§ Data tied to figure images
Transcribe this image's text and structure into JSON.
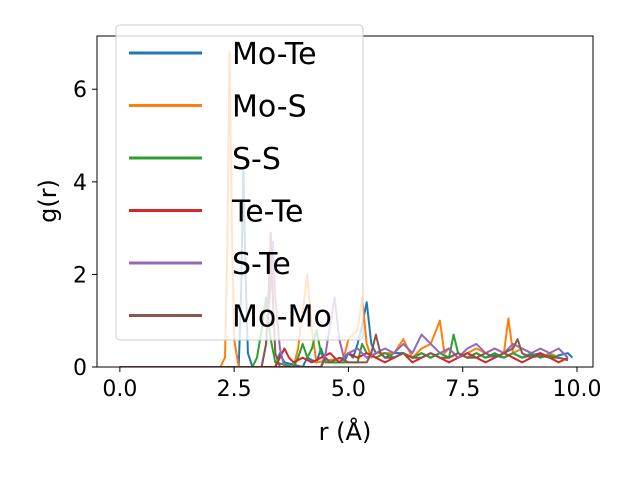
{
  "chart_data": {
    "type": "line",
    "title": "",
    "xlabel": "r (Å)",
    "ylabel": "g(r)",
    "xlim": [
      -0.5,
      10.35
    ],
    "ylim": [
      0,
      7.15
    ],
    "xticks": [
      0.0,
      2.5,
      5.0,
      7.5,
      10.0
    ],
    "xtick_labels": [
      "0.0",
      "2.5",
      "5.0",
      "7.5",
      "10.0"
    ],
    "yticks": [
      0,
      2,
      4,
      6
    ],
    "ytick_labels": [
      "0",
      "2",
      "4",
      "6"
    ],
    "grid": false,
    "legend_position": "upper-left",
    "series": [
      {
        "name": "Mo-Te",
        "color": "#1f77b4",
        "x": [
          0,
          2.5,
          2.6,
          2.65,
          2.7,
          2.75,
          2.8,
          2.9,
          3.4,
          3.5,
          3.6,
          4.0,
          4.1,
          4.3,
          4.4,
          4.5,
          4.9,
          5.0,
          5.1,
          5.2,
          5.3,
          5.4,
          5.5,
          5.6,
          5.7,
          5.8,
          6.0,
          6.2,
          6.4,
          6.6,
          6.8,
          7.0,
          7.2,
          7.4,
          7.6,
          7.8,
          8.0,
          8.2,
          8.4,
          8.6,
          8.8,
          9.0,
          9.2,
          9.4,
          9.6,
          9.8,
          9.9
        ],
        "y": [
          0,
          0,
          0,
          1.5,
          4.3,
          2.0,
          0.3,
          0,
          0,
          0.3,
          0.1,
          0,
          0.2,
          0.1,
          0.4,
          0.1,
          0.1,
          0.3,
          0.2,
          0.5,
          0.9,
          1.4,
          0.5,
          0.3,
          0.3,
          0.2,
          0.3,
          0.3,
          0.2,
          0.3,
          0.2,
          0.3,
          0.2,
          0.3,
          0.2,
          0.3,
          0.2,
          0.25,
          0.2,
          0.3,
          0.2,
          0.25,
          0.3,
          0.2,
          0.25,
          0.3,
          0.2
        ]
      },
      {
        "name": "Mo-S",
        "color": "#ff7f0e",
        "x": [
          0,
          2.2,
          2.3,
          2.35,
          2.4,
          2.45,
          2.5,
          2.6,
          3.8,
          3.9,
          4.0,
          4.1,
          4.2,
          4.3,
          4.9,
          5.0,
          5.2,
          5.3,
          5.4,
          5.5,
          5.6,
          6.0,
          6.2,
          6.4,
          6.6,
          6.8,
          7.0,
          7.1,
          7.2,
          7.4,
          7.6,
          7.8,
          8.0,
          8.2,
          8.4,
          8.5,
          8.6,
          8.8,
          9.0,
          9.2,
          9.4,
          9.6,
          9.8
        ],
        "y": [
          0,
          0,
          0.2,
          2.5,
          6.8,
          3.0,
          0.6,
          0,
          0,
          0.4,
          1.2,
          2.0,
          0.8,
          0.1,
          0.2,
          0.6,
          0.8,
          1.5,
          0.5,
          0.2,
          0.3,
          0.3,
          0.6,
          0.2,
          0.4,
          0.5,
          1.0,
          0.3,
          0.4,
          0.2,
          0.3,
          0.4,
          0.3,
          0.4,
          0.3,
          1.05,
          0.3,
          0.4,
          0.3,
          0.2,
          0.3,
          0.2,
          0.15
        ]
      },
      {
        "name": "S-S",
        "color": "#2ca02c",
        "x": [
          0,
          2.9,
          3.0,
          3.1,
          3.2,
          3.3,
          3.4,
          3.8,
          3.9,
          4.0,
          4.1,
          4.2,
          4.3,
          4.4,
          4.5,
          5.2,
          5.3,
          5.4,
          5.6,
          5.8,
          6.0,
          6.2,
          6.4,
          6.6,
          6.8,
          7.0,
          7.2,
          7.3,
          7.4,
          7.6,
          7.8,
          8.0,
          8.2,
          8.4,
          8.6,
          8.8,
          9.0,
          9.2,
          9.4,
          9.6,
          9.8
        ],
        "y": [
          0,
          0,
          0.2,
          0.8,
          1.5,
          0.6,
          0.1,
          0,
          0.2,
          0.5,
          0.2,
          0.4,
          0.8,
          0.3,
          0.1,
          0.1,
          0.5,
          0.3,
          0.2,
          0.3,
          0.2,
          0.3,
          0.2,
          0.3,
          0.2,
          0.3,
          0.2,
          0.7,
          0.3,
          0.2,
          0.3,
          0.2,
          0.3,
          0.2,
          0.3,
          0.2,
          0.3,
          0.2,
          0.25,
          0.2,
          0.15
        ]
      },
      {
        "name": "Te-Te",
        "color": "#d62728",
        "x": [
          0,
          3.4,
          3.5,
          3.6,
          3.7,
          3.8,
          4.0,
          4.2,
          4.4,
          4.6,
          4.8,
          5.0,
          5.2,
          5.4,
          5.6,
          5.8,
          6.0,
          6.2,
          6.4,
          6.6,
          6.8,
          7.0,
          7.2,
          7.4,
          7.6,
          7.8,
          8.0,
          8.2,
          8.4,
          8.6,
          8.8,
          9.0,
          9.2,
          9.4,
          9.6,
          9.8
        ],
        "y": [
          0,
          0,
          0.2,
          0.4,
          0.2,
          0.1,
          0.2,
          0.1,
          0.2,
          0.3,
          0.1,
          0.3,
          0.2,
          0.3,
          0.2,
          0.1,
          0.2,
          0.3,
          0.1,
          0.2,
          0.3,
          0.2,
          0.1,
          0.2,
          0.3,
          0.2,
          0.1,
          0.2,
          0.3,
          0.2,
          0.1,
          0.2,
          0.3,
          0.2,
          0.1,
          0.2
        ]
      },
      {
        "name": "S-Te",
        "color": "#9467bd",
        "x": [
          0,
          3.1,
          3.2,
          3.3,
          3.35,
          3.4,
          3.5,
          3.6,
          4.4,
          4.5,
          4.6,
          4.7,
          4.8,
          4.9,
          5.0,
          5.2,
          5.4,
          5.6,
          5.8,
          6.0,
          6.2,
          6.4,
          6.6,
          6.8,
          7.0,
          7.2,
          7.4,
          7.6,
          7.8,
          8.0,
          8.2,
          8.4,
          8.6,
          8.8,
          9.0,
          9.2,
          9.4,
          9.6,
          9.8
        ],
        "y": [
          0,
          0,
          0.5,
          1.8,
          2.7,
          1.5,
          0.4,
          0,
          0,
          0.3,
          0.9,
          1.5,
          0.6,
          0.2,
          0.3,
          0.4,
          0.2,
          0.3,
          0.4,
          0.3,
          0.5,
          0.3,
          0.7,
          0.5,
          0.3,
          0.4,
          0.2,
          0.4,
          0.5,
          0.3,
          0.4,
          0.3,
          0.5,
          0.4,
          0.3,
          0.4,
          0.3,
          0.4,
          0.2
        ]
      },
      {
        "name": "Mo-Mo",
        "color": "#8c564b",
        "x": [
          0,
          3.1,
          3.2,
          3.25,
          3.3,
          3.35,
          3.4,
          3.5,
          4.4,
          4.5,
          4.6,
          4.8,
          5.0,
          5.4,
          5.5,
          5.6,
          5.7,
          5.8,
          6.0,
          6.2,
          6.4,
          6.6,
          6.8,
          7.0,
          7.2,
          7.4,
          7.6,
          7.8,
          8.0,
          8.2,
          8.4,
          8.6,
          8.7,
          8.8,
          9.0,
          9.2,
          9.4,
          9.6,
          9.8
        ],
        "y": [
          0,
          0,
          0.5,
          1.5,
          2.9,
          1.4,
          0.3,
          0,
          0,
          0.2,
          0.1,
          0.2,
          0.1,
          0.1,
          0.3,
          0.7,
          0.3,
          0.2,
          0.2,
          0.3,
          0.2,
          0.2,
          0.3,
          0.2,
          0.2,
          0.3,
          0.2,
          0.2,
          0.3,
          0.2,
          0.3,
          0.4,
          0.6,
          0.3,
          0.2,
          0.25,
          0.2,
          0.2,
          0.15
        ]
      }
    ]
  }
}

§ Short task
Make an exact copy of the listing above. Do not include the pictures.

§ Exercise response
Transcribe this image's text and structure into JSON.
{
  "chart_data": {
    "type": "line",
    "title": "",
    "xlabel": "r (Å)",
    "ylabel": "g(r)",
    "xlim": [
      -0.5,
      10.35
    ],
    "ylim": [
      0,
      7.15
    ],
    "xticks": [
      0.0,
      2.5,
      5.0,
      7.5,
      10.0
    ],
    "xtick_labels": [
      "0.0",
      "2.5",
      "5.0",
      "7.5",
      "10.0"
    ],
    "yticks": [
      0,
      2,
      4,
      6
    ],
    "ytick_labels": [
      "0",
      "2",
      "4",
      "6"
    ],
    "grid": false,
    "legend_position": "upper-left",
    "series": [
      {
        "name": "Mo-Te",
        "color": "#1f77b4",
        "x": [
          0,
          2.5,
          2.6,
          2.65,
          2.7,
          2.75,
          2.8,
          2.9,
          3.4,
          3.5,
          3.6,
          4.0,
          4.1,
          4.3,
          4.4,
          4.5,
          4.9,
          5.0,
          5.1,
          5.2,
          5.3,
          5.4,
          5.5,
          5.6,
          5.7,
          5.8,
          6.0,
          6.2,
          6.4,
          6.6,
          6.8,
          7.0,
          7.2,
          7.4,
          7.6,
          7.8,
          8.0,
          8.2,
          8.4,
          8.6,
          8.8,
          9.0,
          9.2,
          9.4,
          9.6,
          9.8,
          9.9
        ],
        "y": [
          0,
          0,
          0,
          1.5,
          4.3,
          2.0,
          0.3,
          0,
          0,
          0.3,
          0.1,
          0,
          0.2,
          0.1,
          0.4,
          0.1,
          0.1,
          0.3,
          0.2,
          0.5,
          0.9,
          1.4,
          0.5,
          0.3,
          0.3,
          0.2,
          0.3,
          0.3,
          0.2,
          0.3,
          0.2,
          0.3,
          0.2,
          0.3,
          0.2,
          0.3,
          0.2,
          0.25,
          0.2,
          0.3,
          0.2,
          0.25,
          0.3,
          0.2,
          0.25,
          0.3,
          0.2
        ]
      },
      {
        "name": "Mo-S",
        "color": "#ff7f0e",
        "x": [
          0,
          2.2,
          2.3,
          2.35,
          2.4,
          2.45,
          2.5,
          2.6,
          3.8,
          3.9,
          4.0,
          4.1,
          4.2,
          4.3,
          4.9,
          5.0,
          5.2,
          5.3,
          5.4,
          5.5,
          5.6,
          6.0,
          6.2,
          6.4,
          6.6,
          6.8,
          7.0,
          7.1,
          7.2,
          7.4,
          7.6,
          7.8,
          8.0,
          8.2,
          8.4,
          8.5,
          8.6,
          8.8,
          9.0,
          9.2,
          9.4,
          9.6,
          9.8
        ],
        "y": [
          0,
          0,
          0.2,
          2.5,
          6.8,
          3.0,
          0.6,
          0,
          0,
          0.4,
          1.2,
          2.0,
          0.8,
          0.1,
          0.2,
          0.6,
          0.8,
          1.5,
          0.5,
          0.2,
          0.3,
          0.3,
          0.6,
          0.2,
          0.4,
          0.5,
          1.0,
          0.3,
          0.4,
          0.2,
          0.3,
          0.4,
          0.3,
          0.4,
          0.3,
          1.05,
          0.3,
          0.4,
          0.3,
          0.2,
          0.3,
          0.2,
          0.15
        ]
      },
      {
        "name": "S-S",
        "color": "#2ca02c",
        "x": [
          0,
          2.9,
          3.0,
          3.1,
          3.2,
          3.3,
          3.4,
          3.8,
          3.9,
          4.0,
          4.1,
          4.2,
          4.3,
          4.4,
          4.5,
          5.2,
          5.3,
          5.4,
          5.6,
          5.8,
          6.0,
          6.2,
          6.4,
          6.6,
          6.8,
          7.0,
          7.2,
          7.3,
          7.4,
          7.6,
          7.8,
          8.0,
          8.2,
          8.4,
          8.6,
          8.8,
          9.0,
          9.2,
          9.4,
          9.6,
          9.8
        ],
        "y": [
          0,
          0,
          0.2,
          0.8,
          1.5,
          0.6,
          0.1,
          0,
          0.2,
          0.5,
          0.2,
          0.4,
          0.8,
          0.3,
          0.1,
          0.1,
          0.5,
          0.3,
          0.2,
          0.3,
          0.2,
          0.3,
          0.2,
          0.3,
          0.2,
          0.3,
          0.2,
          0.7,
          0.3,
          0.2,
          0.3,
          0.2,
          0.3,
          0.2,
          0.3,
          0.2,
          0.3,
          0.2,
          0.25,
          0.2,
          0.15
        ]
      },
      {
        "name": "Te-Te",
        "color": "#d62728",
        "x": [
          0,
          3.4,
          3.5,
          3.6,
          3.7,
          3.8,
          4.0,
          4.2,
          4.4,
          4.6,
          4.8,
          5.0,
          5.2,
          5.4,
          5.6,
          5.8,
          6.0,
          6.2,
          6.4,
          6.6,
          6.8,
          7.0,
          7.2,
          7.4,
          7.6,
          7.8,
          8.0,
          8.2,
          8.4,
          8.6,
          8.8,
          9.0,
          9.2,
          9.4,
          9.6,
          9.8
        ],
        "y": [
          0,
          0,
          0.2,
          0.4,
          0.2,
          0.1,
          0.2,
          0.1,
          0.2,
          0.3,
          0.1,
          0.3,
          0.2,
          0.3,
          0.2,
          0.1,
          0.2,
          0.3,
          0.1,
          0.2,
          0.3,
          0.2,
          0.1,
          0.2,
          0.3,
          0.2,
          0.1,
          0.2,
          0.3,
          0.2,
          0.1,
          0.2,
          0.3,
          0.2,
          0.1,
          0.2
        ]
      },
      {
        "name": "S-Te",
        "color": "#9467bd",
        "x": [
          0,
          3.1,
          3.2,
          3.3,
          3.35,
          3.4,
          3.5,
          3.6,
          4.4,
          4.5,
          4.6,
          4.7,
          4.8,
          4.9,
          5.0,
          5.2,
          5.4,
          5.6,
          5.8,
          6.0,
          6.2,
          6.4,
          6.6,
          6.8,
          7.0,
          7.2,
          7.4,
          7.6,
          7.8,
          8.0,
          8.2,
          8.4,
          8.6,
          8.8,
          9.0,
          9.2,
          9.4,
          9.6,
          9.8
        ],
        "y": [
          0,
          0,
          0.5,
          1.8,
          2.7,
          1.5,
          0.4,
          0,
          0,
          0.3,
          0.9,
          1.5,
          0.6,
          0.2,
          0.3,
          0.4,
          0.2,
          0.3,
          0.4,
          0.3,
          0.5,
          0.3,
          0.7,
          0.5,
          0.3,
          0.4,
          0.2,
          0.4,
          0.5,
          0.3,
          0.4,
          0.3,
          0.5,
          0.4,
          0.3,
          0.4,
          0.3,
          0.4,
          0.2
        ]
      },
      {
        "name": "Mo-Mo",
        "color": "#8c564b",
        "x": [
          0,
          3.1,
          3.2,
          3.25,
          3.3,
          3.35,
          3.4,
          3.5,
          4.4,
          4.5,
          4.6,
          4.8,
          5.0,
          5.4,
          5.5,
          5.6,
          5.7,
          5.8,
          6.0,
          6.2,
          6.4,
          6.6,
          6.8,
          7.0,
          7.2,
          7.4,
          7.6,
          7.8,
          8.0,
          8.2,
          8.4,
          8.6,
          8.7,
          8.8,
          9.0,
          9.2,
          9.4,
          9.6,
          9.8
        ],
        "y": [
          0,
          0,
          0.5,
          1.5,
          2.9,
          1.4,
          0.3,
          0,
          0,
          0.2,
          0.1,
          0.2,
          0.1,
          0.1,
          0.3,
          0.7,
          0.3,
          0.2,
          0.2,
          0.3,
          0.2,
          0.2,
          0.3,
          0.2,
          0.2,
          0.3,
          0.2,
          0.2,
          0.3,
          0.2,
          0.3,
          0.4,
          0.6,
          0.3,
          0.2,
          0.25,
          0.2,
          0.2,
          0.15
        ]
      }
    ]
  }
}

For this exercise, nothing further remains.